### [Task inputs]
Start
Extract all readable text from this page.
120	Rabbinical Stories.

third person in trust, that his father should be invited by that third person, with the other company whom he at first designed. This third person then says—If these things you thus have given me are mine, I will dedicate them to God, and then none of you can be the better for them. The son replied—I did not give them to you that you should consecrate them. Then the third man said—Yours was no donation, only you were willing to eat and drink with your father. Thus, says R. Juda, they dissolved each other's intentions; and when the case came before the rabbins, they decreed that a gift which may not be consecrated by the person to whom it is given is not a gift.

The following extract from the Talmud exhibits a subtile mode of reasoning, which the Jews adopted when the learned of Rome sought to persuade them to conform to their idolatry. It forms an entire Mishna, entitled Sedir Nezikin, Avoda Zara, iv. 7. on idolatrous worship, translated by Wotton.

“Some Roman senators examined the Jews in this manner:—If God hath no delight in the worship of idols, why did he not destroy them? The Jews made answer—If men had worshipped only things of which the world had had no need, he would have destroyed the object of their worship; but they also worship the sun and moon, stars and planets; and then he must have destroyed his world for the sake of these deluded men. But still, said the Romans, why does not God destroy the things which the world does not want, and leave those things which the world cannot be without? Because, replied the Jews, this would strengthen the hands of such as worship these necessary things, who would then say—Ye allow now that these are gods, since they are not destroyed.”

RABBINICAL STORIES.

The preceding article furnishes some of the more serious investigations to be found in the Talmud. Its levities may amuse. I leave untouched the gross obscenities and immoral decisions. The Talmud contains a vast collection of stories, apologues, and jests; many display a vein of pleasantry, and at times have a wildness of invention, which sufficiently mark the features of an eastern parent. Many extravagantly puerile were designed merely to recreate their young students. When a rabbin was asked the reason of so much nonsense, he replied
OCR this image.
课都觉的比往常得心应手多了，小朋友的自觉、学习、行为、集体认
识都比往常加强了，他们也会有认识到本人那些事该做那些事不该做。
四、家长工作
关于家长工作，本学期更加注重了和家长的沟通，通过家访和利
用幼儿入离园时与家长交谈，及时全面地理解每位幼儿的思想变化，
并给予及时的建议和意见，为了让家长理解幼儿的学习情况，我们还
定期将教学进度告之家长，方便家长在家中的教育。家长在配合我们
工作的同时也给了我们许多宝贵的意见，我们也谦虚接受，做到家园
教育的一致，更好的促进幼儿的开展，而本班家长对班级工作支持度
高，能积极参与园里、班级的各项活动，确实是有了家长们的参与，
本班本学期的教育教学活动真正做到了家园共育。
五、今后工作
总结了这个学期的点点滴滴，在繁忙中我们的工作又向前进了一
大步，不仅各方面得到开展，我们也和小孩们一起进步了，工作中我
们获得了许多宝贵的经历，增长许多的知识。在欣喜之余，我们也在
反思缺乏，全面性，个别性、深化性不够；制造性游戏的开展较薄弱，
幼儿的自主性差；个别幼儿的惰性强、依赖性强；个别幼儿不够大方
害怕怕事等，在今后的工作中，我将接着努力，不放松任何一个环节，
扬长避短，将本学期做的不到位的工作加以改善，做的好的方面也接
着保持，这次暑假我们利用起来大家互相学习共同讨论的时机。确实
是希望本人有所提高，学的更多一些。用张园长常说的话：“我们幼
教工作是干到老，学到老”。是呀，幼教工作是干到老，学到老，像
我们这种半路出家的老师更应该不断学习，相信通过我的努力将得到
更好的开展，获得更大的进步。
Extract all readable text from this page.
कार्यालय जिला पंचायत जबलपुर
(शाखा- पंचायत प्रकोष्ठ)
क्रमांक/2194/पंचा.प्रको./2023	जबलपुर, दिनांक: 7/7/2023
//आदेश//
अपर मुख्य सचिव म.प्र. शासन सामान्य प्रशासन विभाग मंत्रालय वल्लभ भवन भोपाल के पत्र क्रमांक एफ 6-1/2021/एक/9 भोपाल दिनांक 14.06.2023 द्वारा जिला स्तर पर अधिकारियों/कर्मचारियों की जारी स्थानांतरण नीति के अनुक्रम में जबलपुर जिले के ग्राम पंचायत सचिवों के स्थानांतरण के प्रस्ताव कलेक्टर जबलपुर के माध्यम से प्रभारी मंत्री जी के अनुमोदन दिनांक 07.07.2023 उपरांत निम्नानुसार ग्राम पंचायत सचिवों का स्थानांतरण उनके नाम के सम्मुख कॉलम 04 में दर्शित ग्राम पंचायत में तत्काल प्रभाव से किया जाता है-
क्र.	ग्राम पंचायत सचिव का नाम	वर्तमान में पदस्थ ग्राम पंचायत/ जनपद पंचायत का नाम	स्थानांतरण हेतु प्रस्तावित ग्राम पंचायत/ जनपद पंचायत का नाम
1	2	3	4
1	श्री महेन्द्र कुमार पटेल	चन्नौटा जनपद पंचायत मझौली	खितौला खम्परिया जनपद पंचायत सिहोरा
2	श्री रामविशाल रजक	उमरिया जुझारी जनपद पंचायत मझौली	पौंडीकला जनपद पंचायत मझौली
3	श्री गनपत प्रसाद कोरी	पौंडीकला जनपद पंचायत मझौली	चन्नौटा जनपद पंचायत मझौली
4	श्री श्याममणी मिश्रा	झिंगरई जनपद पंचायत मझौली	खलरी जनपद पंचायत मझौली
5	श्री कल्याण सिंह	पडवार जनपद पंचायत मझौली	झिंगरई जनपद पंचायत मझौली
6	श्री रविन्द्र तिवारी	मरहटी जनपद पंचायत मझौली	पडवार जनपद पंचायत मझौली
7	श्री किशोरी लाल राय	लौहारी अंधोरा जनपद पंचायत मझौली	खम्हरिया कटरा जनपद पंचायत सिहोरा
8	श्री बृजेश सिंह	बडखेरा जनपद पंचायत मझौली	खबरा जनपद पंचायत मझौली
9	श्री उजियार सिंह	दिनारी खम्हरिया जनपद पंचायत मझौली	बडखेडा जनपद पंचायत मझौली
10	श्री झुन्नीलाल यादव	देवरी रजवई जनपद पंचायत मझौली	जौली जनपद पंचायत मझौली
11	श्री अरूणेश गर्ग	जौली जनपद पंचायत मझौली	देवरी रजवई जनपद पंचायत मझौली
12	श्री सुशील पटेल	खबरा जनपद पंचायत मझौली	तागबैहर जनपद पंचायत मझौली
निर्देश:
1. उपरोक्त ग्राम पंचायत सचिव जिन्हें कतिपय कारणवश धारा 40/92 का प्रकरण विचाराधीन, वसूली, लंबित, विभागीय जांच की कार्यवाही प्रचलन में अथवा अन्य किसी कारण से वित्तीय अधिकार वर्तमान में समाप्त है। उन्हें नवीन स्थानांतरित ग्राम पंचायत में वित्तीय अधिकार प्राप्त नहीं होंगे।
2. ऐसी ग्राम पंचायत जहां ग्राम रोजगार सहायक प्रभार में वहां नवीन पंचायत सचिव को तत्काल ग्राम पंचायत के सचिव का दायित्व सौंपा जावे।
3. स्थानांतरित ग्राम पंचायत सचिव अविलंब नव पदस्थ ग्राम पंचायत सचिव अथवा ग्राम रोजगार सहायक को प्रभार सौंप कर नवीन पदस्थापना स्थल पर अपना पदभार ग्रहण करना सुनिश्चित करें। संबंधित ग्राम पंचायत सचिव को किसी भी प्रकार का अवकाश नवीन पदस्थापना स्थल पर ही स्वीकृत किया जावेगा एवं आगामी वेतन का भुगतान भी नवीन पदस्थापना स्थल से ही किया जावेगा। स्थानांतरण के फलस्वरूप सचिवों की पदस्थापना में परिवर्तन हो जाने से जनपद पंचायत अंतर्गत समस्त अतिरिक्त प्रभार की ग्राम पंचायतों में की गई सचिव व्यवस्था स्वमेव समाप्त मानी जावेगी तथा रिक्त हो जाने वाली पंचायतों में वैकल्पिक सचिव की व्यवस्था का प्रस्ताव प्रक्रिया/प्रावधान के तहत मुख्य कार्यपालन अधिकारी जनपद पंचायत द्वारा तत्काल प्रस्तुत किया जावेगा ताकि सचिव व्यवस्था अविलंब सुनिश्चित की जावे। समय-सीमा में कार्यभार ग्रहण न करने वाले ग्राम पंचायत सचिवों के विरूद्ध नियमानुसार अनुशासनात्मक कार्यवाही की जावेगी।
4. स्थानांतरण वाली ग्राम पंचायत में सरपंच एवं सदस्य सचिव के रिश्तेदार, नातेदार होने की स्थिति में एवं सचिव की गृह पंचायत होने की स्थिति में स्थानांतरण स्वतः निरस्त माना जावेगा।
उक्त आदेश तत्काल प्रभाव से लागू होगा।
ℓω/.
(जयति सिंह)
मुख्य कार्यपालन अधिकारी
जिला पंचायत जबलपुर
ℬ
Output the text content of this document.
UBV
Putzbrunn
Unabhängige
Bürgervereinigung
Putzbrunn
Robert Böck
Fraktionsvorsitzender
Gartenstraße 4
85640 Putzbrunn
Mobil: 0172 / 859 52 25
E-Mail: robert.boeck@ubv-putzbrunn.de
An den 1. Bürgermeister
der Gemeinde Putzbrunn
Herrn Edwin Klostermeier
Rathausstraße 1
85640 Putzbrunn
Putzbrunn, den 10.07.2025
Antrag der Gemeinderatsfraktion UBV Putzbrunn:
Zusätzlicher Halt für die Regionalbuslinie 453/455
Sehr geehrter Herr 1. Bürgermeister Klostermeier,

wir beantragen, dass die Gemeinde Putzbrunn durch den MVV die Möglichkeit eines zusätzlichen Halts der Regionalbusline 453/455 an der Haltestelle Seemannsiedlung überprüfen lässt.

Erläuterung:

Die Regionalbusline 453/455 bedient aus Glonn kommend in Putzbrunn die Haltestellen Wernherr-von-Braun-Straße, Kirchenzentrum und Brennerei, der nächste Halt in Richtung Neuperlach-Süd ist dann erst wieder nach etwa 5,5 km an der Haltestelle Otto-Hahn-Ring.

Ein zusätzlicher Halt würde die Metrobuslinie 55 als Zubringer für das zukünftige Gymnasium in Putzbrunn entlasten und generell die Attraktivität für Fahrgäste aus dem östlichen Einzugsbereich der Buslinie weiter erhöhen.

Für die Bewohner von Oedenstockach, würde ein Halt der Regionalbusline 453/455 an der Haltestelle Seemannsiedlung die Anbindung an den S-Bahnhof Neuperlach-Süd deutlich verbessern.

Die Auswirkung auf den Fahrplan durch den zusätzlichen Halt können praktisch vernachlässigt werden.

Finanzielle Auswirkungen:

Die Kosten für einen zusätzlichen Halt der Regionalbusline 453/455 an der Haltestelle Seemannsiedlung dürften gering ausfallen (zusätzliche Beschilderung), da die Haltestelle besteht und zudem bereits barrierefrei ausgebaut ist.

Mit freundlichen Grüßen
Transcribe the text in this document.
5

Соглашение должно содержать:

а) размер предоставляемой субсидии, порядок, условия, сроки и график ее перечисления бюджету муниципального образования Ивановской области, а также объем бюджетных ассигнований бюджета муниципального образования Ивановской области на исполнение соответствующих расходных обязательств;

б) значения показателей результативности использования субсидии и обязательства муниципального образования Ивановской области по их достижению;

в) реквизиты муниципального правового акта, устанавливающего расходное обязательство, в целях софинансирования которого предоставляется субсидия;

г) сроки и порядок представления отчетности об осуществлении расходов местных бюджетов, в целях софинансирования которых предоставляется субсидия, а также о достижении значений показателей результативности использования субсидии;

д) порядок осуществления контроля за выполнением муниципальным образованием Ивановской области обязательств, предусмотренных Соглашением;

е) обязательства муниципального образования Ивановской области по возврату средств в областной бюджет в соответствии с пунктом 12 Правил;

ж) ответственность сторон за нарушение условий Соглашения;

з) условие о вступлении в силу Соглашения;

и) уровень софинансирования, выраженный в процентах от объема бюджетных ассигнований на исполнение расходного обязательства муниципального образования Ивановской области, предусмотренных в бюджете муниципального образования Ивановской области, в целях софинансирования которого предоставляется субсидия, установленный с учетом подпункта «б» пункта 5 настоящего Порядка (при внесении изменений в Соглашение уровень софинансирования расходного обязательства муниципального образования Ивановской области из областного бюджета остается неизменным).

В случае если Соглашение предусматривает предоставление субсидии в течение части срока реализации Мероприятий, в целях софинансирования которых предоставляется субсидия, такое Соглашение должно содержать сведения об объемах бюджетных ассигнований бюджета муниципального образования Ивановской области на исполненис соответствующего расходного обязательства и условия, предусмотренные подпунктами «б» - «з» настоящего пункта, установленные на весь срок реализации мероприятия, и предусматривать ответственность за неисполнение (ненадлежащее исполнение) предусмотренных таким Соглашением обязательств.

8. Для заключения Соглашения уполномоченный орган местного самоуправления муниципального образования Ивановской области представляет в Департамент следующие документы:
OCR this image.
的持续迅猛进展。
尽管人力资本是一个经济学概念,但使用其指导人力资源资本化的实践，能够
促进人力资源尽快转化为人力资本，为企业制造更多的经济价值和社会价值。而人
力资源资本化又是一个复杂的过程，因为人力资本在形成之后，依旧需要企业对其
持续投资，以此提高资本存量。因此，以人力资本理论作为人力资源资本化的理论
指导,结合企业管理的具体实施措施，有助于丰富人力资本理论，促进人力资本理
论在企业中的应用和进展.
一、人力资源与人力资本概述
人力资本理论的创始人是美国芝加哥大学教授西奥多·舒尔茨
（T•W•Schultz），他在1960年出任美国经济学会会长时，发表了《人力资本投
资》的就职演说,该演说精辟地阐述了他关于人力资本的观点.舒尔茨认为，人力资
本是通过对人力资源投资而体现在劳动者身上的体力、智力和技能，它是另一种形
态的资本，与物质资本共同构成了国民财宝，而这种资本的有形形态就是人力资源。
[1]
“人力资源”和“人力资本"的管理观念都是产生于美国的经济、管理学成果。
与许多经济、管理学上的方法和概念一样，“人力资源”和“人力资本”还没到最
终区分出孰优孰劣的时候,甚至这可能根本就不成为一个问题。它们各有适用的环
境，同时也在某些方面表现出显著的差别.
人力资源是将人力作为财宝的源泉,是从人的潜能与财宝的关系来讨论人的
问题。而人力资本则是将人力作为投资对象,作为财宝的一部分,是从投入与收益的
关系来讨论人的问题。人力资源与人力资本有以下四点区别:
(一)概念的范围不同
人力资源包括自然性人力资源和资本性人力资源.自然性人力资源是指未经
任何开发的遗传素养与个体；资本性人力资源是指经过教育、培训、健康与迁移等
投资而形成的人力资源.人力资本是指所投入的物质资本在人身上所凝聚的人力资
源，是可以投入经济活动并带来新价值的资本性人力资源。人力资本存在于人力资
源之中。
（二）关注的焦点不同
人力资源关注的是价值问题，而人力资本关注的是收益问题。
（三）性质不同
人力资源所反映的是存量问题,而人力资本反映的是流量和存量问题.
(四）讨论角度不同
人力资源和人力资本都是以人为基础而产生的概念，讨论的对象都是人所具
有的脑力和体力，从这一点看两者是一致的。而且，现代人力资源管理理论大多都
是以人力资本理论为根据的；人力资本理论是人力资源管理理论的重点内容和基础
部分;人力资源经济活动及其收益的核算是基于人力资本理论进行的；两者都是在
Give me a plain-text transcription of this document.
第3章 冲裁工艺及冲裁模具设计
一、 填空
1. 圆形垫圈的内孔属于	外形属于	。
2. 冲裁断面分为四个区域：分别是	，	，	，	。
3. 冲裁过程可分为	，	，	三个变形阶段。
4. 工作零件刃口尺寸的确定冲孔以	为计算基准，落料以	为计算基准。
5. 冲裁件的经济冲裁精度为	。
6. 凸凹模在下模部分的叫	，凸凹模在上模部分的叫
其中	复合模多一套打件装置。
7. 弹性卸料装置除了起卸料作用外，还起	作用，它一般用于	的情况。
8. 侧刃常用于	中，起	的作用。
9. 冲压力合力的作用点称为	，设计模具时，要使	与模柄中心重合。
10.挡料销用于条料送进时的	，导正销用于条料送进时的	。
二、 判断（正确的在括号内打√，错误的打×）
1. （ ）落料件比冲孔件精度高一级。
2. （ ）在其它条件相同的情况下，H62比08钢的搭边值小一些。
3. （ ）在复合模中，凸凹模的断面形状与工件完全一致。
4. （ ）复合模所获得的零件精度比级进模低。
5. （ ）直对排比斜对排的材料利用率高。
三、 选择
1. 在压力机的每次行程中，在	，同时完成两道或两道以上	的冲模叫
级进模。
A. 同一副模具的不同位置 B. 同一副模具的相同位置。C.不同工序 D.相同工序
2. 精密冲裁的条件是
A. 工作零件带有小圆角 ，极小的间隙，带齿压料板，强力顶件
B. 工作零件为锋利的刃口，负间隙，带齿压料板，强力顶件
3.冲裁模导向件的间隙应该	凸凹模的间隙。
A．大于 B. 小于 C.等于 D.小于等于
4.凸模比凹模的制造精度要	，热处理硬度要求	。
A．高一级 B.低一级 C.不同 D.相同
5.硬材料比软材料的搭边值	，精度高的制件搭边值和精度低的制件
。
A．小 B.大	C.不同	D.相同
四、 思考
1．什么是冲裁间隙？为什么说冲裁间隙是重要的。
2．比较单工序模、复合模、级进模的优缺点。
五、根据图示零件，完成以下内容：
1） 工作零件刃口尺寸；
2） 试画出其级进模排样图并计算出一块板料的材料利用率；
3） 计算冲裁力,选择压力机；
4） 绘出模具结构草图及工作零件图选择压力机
End
### [Exercise objective]
In the entries above, count each line with "образования"; reply with the total only.

### [Complete response]
6